___ Record list
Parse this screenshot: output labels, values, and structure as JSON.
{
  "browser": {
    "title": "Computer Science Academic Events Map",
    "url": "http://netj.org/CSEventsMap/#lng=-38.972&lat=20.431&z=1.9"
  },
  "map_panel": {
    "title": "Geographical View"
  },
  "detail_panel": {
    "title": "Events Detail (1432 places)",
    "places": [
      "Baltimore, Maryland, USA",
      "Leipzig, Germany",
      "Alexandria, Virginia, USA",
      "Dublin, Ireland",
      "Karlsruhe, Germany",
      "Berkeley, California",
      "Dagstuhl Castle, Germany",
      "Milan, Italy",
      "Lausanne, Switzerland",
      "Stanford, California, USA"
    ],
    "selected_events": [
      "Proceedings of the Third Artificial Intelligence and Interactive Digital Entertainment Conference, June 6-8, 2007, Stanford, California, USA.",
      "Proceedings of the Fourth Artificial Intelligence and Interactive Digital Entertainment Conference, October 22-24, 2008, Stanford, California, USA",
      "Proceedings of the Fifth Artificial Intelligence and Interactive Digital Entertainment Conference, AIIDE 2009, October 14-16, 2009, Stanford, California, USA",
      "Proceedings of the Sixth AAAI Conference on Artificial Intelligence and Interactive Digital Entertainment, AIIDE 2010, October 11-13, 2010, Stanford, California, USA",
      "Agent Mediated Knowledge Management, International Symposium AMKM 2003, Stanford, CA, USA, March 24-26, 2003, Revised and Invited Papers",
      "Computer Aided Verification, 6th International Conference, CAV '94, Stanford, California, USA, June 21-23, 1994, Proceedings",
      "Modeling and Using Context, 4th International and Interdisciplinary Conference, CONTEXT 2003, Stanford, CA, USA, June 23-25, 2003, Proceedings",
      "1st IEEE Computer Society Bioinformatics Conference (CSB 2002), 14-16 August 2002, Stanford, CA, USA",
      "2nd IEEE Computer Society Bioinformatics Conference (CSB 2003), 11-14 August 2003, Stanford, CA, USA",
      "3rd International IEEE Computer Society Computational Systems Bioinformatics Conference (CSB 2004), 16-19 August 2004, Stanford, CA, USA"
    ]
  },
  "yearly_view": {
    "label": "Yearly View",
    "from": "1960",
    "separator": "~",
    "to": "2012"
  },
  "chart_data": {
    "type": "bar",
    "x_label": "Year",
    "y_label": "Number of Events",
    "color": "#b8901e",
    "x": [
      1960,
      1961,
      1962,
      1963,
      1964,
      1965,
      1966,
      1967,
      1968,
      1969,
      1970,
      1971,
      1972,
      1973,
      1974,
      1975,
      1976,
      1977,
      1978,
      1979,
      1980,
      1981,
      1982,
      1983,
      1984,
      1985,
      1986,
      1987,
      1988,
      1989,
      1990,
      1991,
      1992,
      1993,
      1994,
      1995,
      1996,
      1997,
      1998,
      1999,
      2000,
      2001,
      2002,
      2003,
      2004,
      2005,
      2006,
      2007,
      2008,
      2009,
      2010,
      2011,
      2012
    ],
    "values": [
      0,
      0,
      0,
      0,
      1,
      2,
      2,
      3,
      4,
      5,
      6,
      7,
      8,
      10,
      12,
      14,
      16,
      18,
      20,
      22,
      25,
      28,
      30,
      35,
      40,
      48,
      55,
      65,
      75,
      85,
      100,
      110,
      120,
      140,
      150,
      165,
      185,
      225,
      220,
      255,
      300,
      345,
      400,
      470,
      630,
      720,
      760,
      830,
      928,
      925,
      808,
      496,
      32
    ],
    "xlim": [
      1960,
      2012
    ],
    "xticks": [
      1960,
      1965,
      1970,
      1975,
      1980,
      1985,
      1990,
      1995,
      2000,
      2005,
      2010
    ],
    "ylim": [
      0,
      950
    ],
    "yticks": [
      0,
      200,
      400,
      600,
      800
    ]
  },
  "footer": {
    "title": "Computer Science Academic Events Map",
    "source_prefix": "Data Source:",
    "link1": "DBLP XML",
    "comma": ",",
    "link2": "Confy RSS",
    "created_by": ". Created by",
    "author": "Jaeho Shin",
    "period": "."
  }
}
______
▶ **Short problem**:
Print all of the data exactly as it was given.

▶ **Written response**:
Parse this screenshot: output labels, values, and structure as JSON.
{
  "browser": {
    "title": "Computer Science Academic Events Map",
    "url": "http://netj.org/CSEventsMap/#lng=-38.972&lat=20.431&z=1.9"
  },
  "map_panel": {
    "title": "Geographical View"
  },
  "detail_panel": {
    "title": "Events Detail (1432 places)",
    "places": [
      "Baltimore, Maryland, USA",
      "Leipzig, Germany",
      "Alexandria, Virginia, USA",
      "Dublin, Ireland",
      "Karlsruhe, Germany",
      "Berkeley, California",
      "Dagstuhl Castle, Germany",
      "Milan, Italy",
      "Lausanne, Switzerland",
      "Stanford, California, USA"
    ],
    "selected_events": [
      "Proceedings of the Third Artificial Intelligence and Interactive Digital Entertainment Conference, June 6-8, 2007, Stanford, California, USA.",
      "Proceedings of the Fourth Artificial Intelligence and Interactive Digital Entertainment Conference, October 22-24, 2008, Stanford, California, USA",
      "Proceedings of the Fifth Artificial Intelligence and Interactive Digital Entertainment Conference, AIIDE 2009, October 14-16, 2009, Stanford, California, USA",
      "Proceedings of the Sixth AAAI Conference on Artificial Intelligence and Interactive Digital Entertainment, AIIDE 2010, October 11-13, 2010, Stanford, California, USA",
      "Agent Mediated Knowledge Management, International Symposium AMKM 2003, Stanford, CA, USA, March 24-26, 2003, Revised and Invited Papers",
      "Computer Aided Verification, 6th International Conference, CAV '94, Stanford, California, USA, June 21-23, 1994, Proceedings",
      "Modeling and Using Context, 4th International and Interdisciplinary Conference, CONTEXT 2003, Stanford, CA, USA, June 23-25, 2003, Proceedings",
      "1st IEEE Computer Society Bioinformatics Conference (CSB 2002), 14-16 August 2002, Stanford, CA, USA",
      "2nd IEEE Computer Society Bioinformatics Conference (CSB 2003), 11-14 August 2003, Stanford, CA, USA",
      "3rd International IEEE Computer Society Computational Systems Bioinformatics Conference (CSB 2004), 16-19 August 2004, Stanford, CA, USA"
    ]
  },
  "yearly_view": {
    "label": "Yearly View",
    "from": "1960",
    "separator": "~",
    "to": "2012"
  },
  "chart_data": {
    "type": "bar",
    "x_label": "Year",
    "y_label": "Number of Events",
    "color": "#b8901e",
    "x": [
      1960,
      1961,
      1962,
      1963,
      1964,
      1965,
      1966,
      1967,
      1968,
      1969,
      1970,
      1971,
      1972,
      1973,
      1974,
      1975,
      1976,
      1977,
      1978,
      1979,
      1980,
      1981,
      1982,
      1983,
      1984,
      1985,
      1986,
      1987,
      1988,
      1989,
      1990,
      1991,
      1992,
      1993,
      1994,
      1995,
      1996,
      1997,
      1998,
      1999,
      2000,
      2001,
      2002,
      2003,
      2004,
      2005,
      2006,
      2007,
      2008,
      2009,
      2010,
      2011,
      2012
    ],
    "values": [
      0,
      0,
      0,
      0,
      1,
      2,
      2,
      3,
      4,
      5,
      6,
      7,
      8,
      10,
      12,
      14,
      16,
      18,
      20,
      22,
      25,
      28,
      30,
      35,
      40,
      48,
      55,
      65,
      75,
      85,
      100,
      110,
      120,
      140,
      150,
      165,
      185,
      225,
      220,
      255,
      300,
      345,
      400,
      470,
      630,
      720,
      760,
      830,
      928,
      925,
      808,
      496,
      32
    ],
    "xlim": [
      1960,
      2012
    ],
    "xticks": [
      1960,
      1965,
      1970,
      1975,
      1980,
      1985,
      1990,
      1995,
      2000,
      2005,
      2010
    ],
    "ylim": [
      0,
      950
    ],
    "yticks": [
      0,
      200,
      400,
      600,
      800
    ]
  },
  "footer": {
    "title": "Computer Science Academic Events Map",
    "source_prefix": "Data Source:",
    "link1": "DBLP XML",
    "comma": ",",
    "link2": "Confy RSS",
    "created_by": ". Created by",
    "author": "Jaeho Shin",
    "period": "."
  }
}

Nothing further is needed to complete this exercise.